SET EXERCISE
Can you copy out the data exactly? Leave the images out.

Collection entries:

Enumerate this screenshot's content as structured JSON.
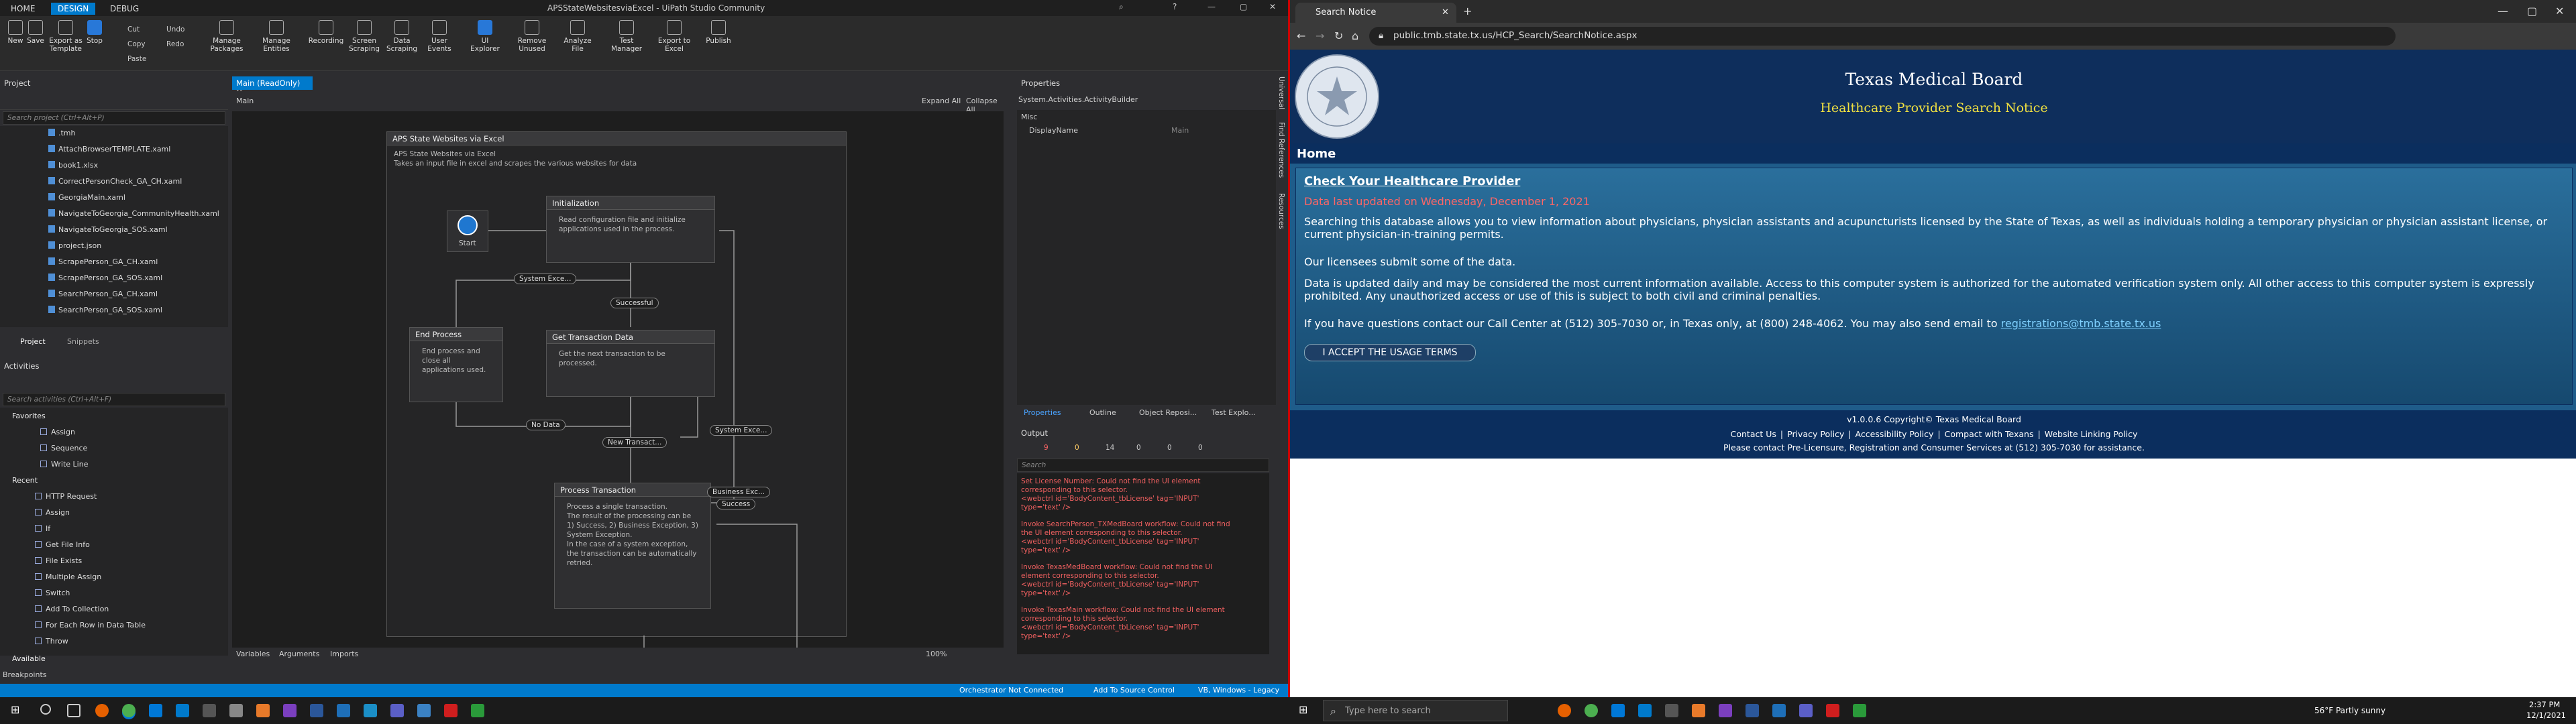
{
  "uipath": {
    "title": "APSStateWebsitesviaExcel - UiPath Studio Community",
    "tabs": [
      "HOME",
      "DESIGN",
      "DEBUG"
    ],
    "ribbon": {
      "new": "New",
      "save": "Save",
      "export_template": "Export as Template",
      "stop": "Stop",
      "cut": "Cut",
      "copy": "Copy",
      "paste": "Paste",
      "undo": "Undo",
      "redo": "Redo",
      "manage_packages": "Manage Packages",
      "manage_entities": "Manage Entities",
      "recording": "Recording",
      "screen_scraping": "Screen Scraping",
      "data_scraping": "Data Scraping",
      "user_events": "User Events",
      "ui_explorer": "UI Explorer",
      "remove_unused": "Remove Unused",
      "analyze_file": "Analyze File",
      "test_manager": "Test Manager",
      "export_excel": "Export to Excel",
      "publish": "Publish"
    },
    "project": {
      "header": "Project",
      "search": "Search project (Ctrl+Alt+P)",
      "files": [
        ".tmh",
        "AttachBrowserTEMPLATE.xaml",
        "book1.xlsx",
        "CorrectPersonCheck_GA_CH.xaml",
        "GeorgiaMain.xaml",
        "NavigateToGeorgia_CommunityHealth.xaml",
        "NavigateToGeorgia_SOS.xaml",
        "project.json",
        "ScrapePerson_GA_CH.xaml",
        "ScrapePerson_GA_SOS.xaml",
        "SearchPerson_GA_CH.xaml",
        "SearchPerson_GA_SOS.xaml"
      ],
      "tab_project": "Project",
      "tab_snippets": "Snippets"
    },
    "activities": {
      "header": "Activities",
      "search": "Search activities (Ctrl+Alt+F)",
      "favorites": "Favorites",
      "fav_items": [
        "Assign",
        "Sequence",
        "Write Line"
      ],
      "recent": "Recent",
      "recent_items": [
        "HTTP Request",
        "Assign",
        "If",
        "Get File Info",
        "File Exists",
        "Multiple Assign",
        "Switch",
        "Add To Collection",
        "For Each Row in Data Table",
        "Throw"
      ],
      "available": "Available"
    },
    "doc_tab": "Main (ReadOnly)",
    "breadcrumb": "Main",
    "expand_all": "Expand All",
    "collapse_all": "Collapse All",
    "workflow": {
      "title": "APS State Websites via Excel",
      "desc": "APS State Websites via Excel\nTakes an input file in excel and scrapes the various websites for data",
      "start": "Start",
      "init_title": "Initialization",
      "init_body": "Read configuration file and initialize applications used in the process.",
      "end_title": "End Process",
      "end_body": "End process and close all applications used.",
      "get_title": "Get Transaction Data",
      "get_body": "Get the next transaction to be processed.",
      "proc_title": "Process Transaction",
      "proc_body": "Process a single transaction.\nThe result of the processing can be 1) Success, 2) Business Exception, 3) System Exception.\nIn the case of a system exception, the transaction can be automatically retried.",
      "l_sysexc1": "System Exce...",
      "l_success1": "Successful",
      "l_nodata": "No Data",
      "l_newtrans": "New Transact...",
      "l_sysexc2": "System Exce...",
      "l_busexc": "Business Exc...",
      "l_success2": "Success"
    },
    "bottom_tabs": [
      "Variables",
      "Arguments",
      "Imports"
    ],
    "zoom": "100%",
    "properties": {
      "header": "Properties",
      "type": "System.Activities.ActivityBuilder",
      "group": "Misc",
      "prop": "DisplayName",
      "value": "Main"
    },
    "right_tabs": [
      "Properties",
      "Outline",
      "Object Reposi...",
      "Test Explo..."
    ],
    "output": {
      "header": "Output",
      "search": "Search",
      "counts": [
        "9",
        "0",
        "14",
        "0",
        "0",
        "0"
      ],
      "errors": [
        "Set License Number: Could not find the UI element\ncorresponding to this selector.\n<webctrl id='BodyContent_tbLicense' tag='INPUT'\ntype='text' />",
        "Invoke SearchPerson_TXMedBoard workflow: Could not find\nthe UI element corresponding to this selector.\n<webctrl id='BodyContent_tbLicense' tag='INPUT'\ntype='text' />",
        "Invoke TexasMedBoard workflow: Could not find the UI\nelement corresponding to this selector.\n<webctrl id='BodyContent_tbLicense' tag='INPUT'\ntype='text' />",
        "Invoke TexasMain workflow: Could not find the UI element\ncorresponding to this selector.\n<webctrl id='BodyContent_tbLicense' tag='INPUT'\ntype='text' />"
      ]
    },
    "side_tabs": [
      "Universal",
      "Find References",
      "Resources"
    ],
    "breakpoints": "Breakpoints",
    "status": {
      "orchestrator": "Orchestrator Not Connected",
      "source": "Add To Source Control",
      "vb": "VB, Windows - Legacy"
    }
  },
  "chrome": {
    "tab_title": "Search Notice",
    "url": "public.tmb.state.tx.us/HCP_Search/SearchNotice.aspx",
    "site_title": "Texas Medical Board",
    "site_subtitle": "Healthcare Provider Search Notice",
    "nav_home": "Home",
    "heading": "Check Your Healthcare Provider",
    "updated": "Data last updated on Wednesday, December 1, 2021",
    "p1": "Searching this database allows you to view information about physicians, physician assistants and acupuncturists licensed by the State of Texas, as well as individuals holding a temporary physician or physician assistant license, or current physician-in-training permits.",
    "p2": "Our licensees submit some of the data.",
    "p3": "Data is updated daily and may be considered the most current information available. Access to this computer system is authorized for the automated verification system only. All other access to this computer system is expressly prohibited. Any unauthorized access or use of this is subject to both civil and criminal penalties.",
    "p4": "If you have questions contact our Call Center at (512) 305-7030 or, in Texas only, at (800) 248-4062. You may also send email to",
    "email": "registrations@tmb.state.tx.us",
    "accept": "I ACCEPT THE USAGE TERMS",
    "footer_copy": "v1.0.0.6 Copyright© Texas Medical Board",
    "footer_links": [
      "Contact Us",
      "Privacy Policy",
      "Accessibility Policy",
      "Compact with Texans",
      "Website Linking Policy"
    ],
    "footer_contact": "Please contact Pre-Licensure, Registration and Consumer Services at (512) 305-7030 for assistance.",
    "seal_text": "THE STATE OF TEXAS"
  },
  "taskbar": {
    "search_placeholder": "Type here to search",
    "weather": "56°F  Partly sunny",
    "time": "2:37 PM",
    "date": "12/1/2021"
  }
}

THE RESPONSE
Enumerate this screenshot's content as structured JSON.
{
  "uipath": {
    "title": "APSStateWebsitesviaExcel - UiPath Studio Community",
    "tabs": [
      "HOME",
      "DESIGN",
      "DEBUG"
    ],
    "ribbon": {
      "new": "New",
      "save": "Save",
      "export_template": "Export as Template",
      "stop": "Stop",
      "cut": "Cut",
      "copy": "Copy",
      "paste": "Paste",
      "undo": "Undo",
      "redo": "Redo",
      "manage_packages": "Manage Packages",
      "manage_entities": "Manage Entities",
      "recording": "Recording",
      "screen_scraping": "Screen Scraping",
      "data_scraping": "Data Scraping",
      "user_events": "User Events",
      "ui_explorer": "UI Explorer",
      "remove_unused": "Remove Unused",
      "analyze_file": "Analyze File",
      "test_manager": "Test Manager",
      "export_excel": "Export to Excel",
      "publish": "Publish"
    },
    "project": {
      "header": "Project",
      "search": "Search project (Ctrl+Alt+P)",
      "files": [
        ".tmh",
        "AttachBrowserTEMPLATE.xaml",
        "book1.xlsx",
        "CorrectPersonCheck_GA_CH.xaml",
        "GeorgiaMain.xaml",
        "NavigateToGeorgia_CommunityHealth.xaml",
        "NavigateToGeorgia_SOS.xaml",
        "project.json",
        "ScrapePerson_GA_CH.xaml",
        "ScrapePerson_GA_SOS.xaml",
        "SearchPerson_GA_CH.xaml",
        "SearchPerson_GA_SOS.xaml"
      ],
      "tab_project": "Project",
      "tab_snippets": "Snippets"
    },
    "activities": {
      "header": "Activities",
      "search": "Search activities (Ctrl+Alt+F)",
      "favorites": "Favorites",
      "fav_items": [
        "Assign",
        "Sequence",
        "Write Line"
      ],
      "recent": "Recent",
      "recent_items": [
        "HTTP Request",
        "Assign",
        "If",
        "Get File Info",
        "File Exists",
        "Multiple Assign",
        "Switch",
        "Add To Collection",
        "For Each Row in Data Table",
        "Throw"
      ],
      "available": "Available"
    },
    "doc_tab": "Main (ReadOnly)",
    "breadcrumb": "Main",
    "expand_all": "Expand All",
    "collapse_all": "Collapse All",
    "workflow": {
      "title": "APS State Websites via Excel",
      "desc": "APS State Websites via Excel\nTakes an input file in excel and scrapes the various websites for data",
      "start": "Start",
      "init_title": "Initialization",
      "init_body": "Read configuration file and initialize applications used in the process.",
      "end_title": "End Process",
      "end_body": "End process and close all applications used.",
      "get_title": "Get Transaction Data",
      "get_body": "Get the next transaction to be processed.",
      "proc_title": "Process Transaction",
      "proc_body": "Process a single transaction.\nThe result of the processing can be 1) Success, 2) Business Exception, 3) System Exception.\nIn the case of a system exception, the transaction can be automatically retried.",
      "l_sysexc1": "System Exce...",
      "l_success1": "Successful",
      "l_nodata": "No Data",
      "l_newtrans": "New Transact...",
      "l_sysexc2": "System Exce...",
      "l_busexc": "Business Exc...",
      "l_success2": "Success"
    },
    "bottom_tabs": [
      "Variables",
      "Arguments",
      "Imports"
    ],
    "zoom": "100%",
    "properties": {
      "header": "Properties",
      "type": "System.Activities.ActivityBuilder",
      "group": "Misc",
      "prop": "DisplayName",
      "value": "Main"
    },
    "right_tabs": [
      "Properties",
      "Outline",
      "Object Reposi...",
      "Test Explo..."
    ],
    "output": {
      "header": "Output",
      "search": "Search",
      "counts": [
        "9",
        "0",
        "14",
        "0",
        "0",
        "0"
      ],
      "errors": [
        "Set License Number: Could not find the UI element\ncorresponding to this selector.\n<webctrl id='BodyContent_tbLicense' tag='INPUT'\ntype='text' />",
        "Invoke SearchPerson_TXMedBoard workflow: Could not find\nthe UI element corresponding to this selector.\n<webctrl id='BodyContent_tbLicense' tag='INPUT'\ntype='text' />",
        "Invoke TexasMedBoard workflow: Could not find the UI\nelement corresponding to this selector.\n<webctrl id='BodyContent_tbLicense' tag='INPUT'\ntype='text' />",
        "Invoke TexasMain workflow: Could not find the UI element\ncorresponding to this selector.\n<webctrl id='BodyContent_tbLicense' tag='INPUT'\ntype='text' />"
      ]
    },
    "side_tabs": [
      "Universal",
      "Find References",
      "Resources"
    ],
    "breakpoints": "Breakpoints",
    "status": {
      "orchestrator": "Orchestrator Not Connected",
      "source": "Add To Source Control",
      "vb": "VB, Windows - Legacy"
    }
  },
  "chrome": {
    "tab_title": "Search Notice",
    "url": "public.tmb.state.tx.us/HCP_Search/SearchNotice.aspx",
    "site_title": "Texas Medical Board",
    "site_subtitle": "Healthcare Provider Search Notice",
    "nav_home": "Home",
    "heading": "Check Your Healthcare Provider",
    "updated": "Data last updated on Wednesday, December 1, 2021",
    "p1": "Searching this database allows you to view information about physicians, physician assistants and acupuncturists licensed by the State of Texas, as well as individuals holding a temporary physician or physician assistant license, or current physician-in-training permits.",
    "p2": "Our licensees submit some of the data.",
    "p3": "Data is updated daily and may be considered the most current information available. Access to this computer system is authorized for the automated verification system only. All other access to this computer system is expressly prohibited. Any unauthorized access or use of this is subject to both civil and criminal penalties.",
    "p4": "If you have questions contact our Call Center at (512) 305-7030 or, in Texas only, at (800) 248-4062. You may also send email to",
    "email": "registrations@tmb.state.tx.us",
    "accept": "I ACCEPT THE USAGE TERMS",
    "footer_copy": "v1.0.0.6 Copyright© Texas Medical Board",
    "footer_links": [
      "Contact Us",
      "Privacy Policy",
      "Accessibility Policy",
      "Compact with Texans",
      "Website Linking Policy"
    ],
    "footer_contact": "Please contact Pre-Licensure, Registration and Consumer Services at (512) 305-7030 for assistance.",
    "seal_text": "THE STATE OF TEXAS"
  },
  "taskbar": {
    "search_placeholder": "Type here to search",
    "weather": "56°F  Partly sunny",
    "time": "2:37 PM",
    "date": "12/1/2021"
  }
}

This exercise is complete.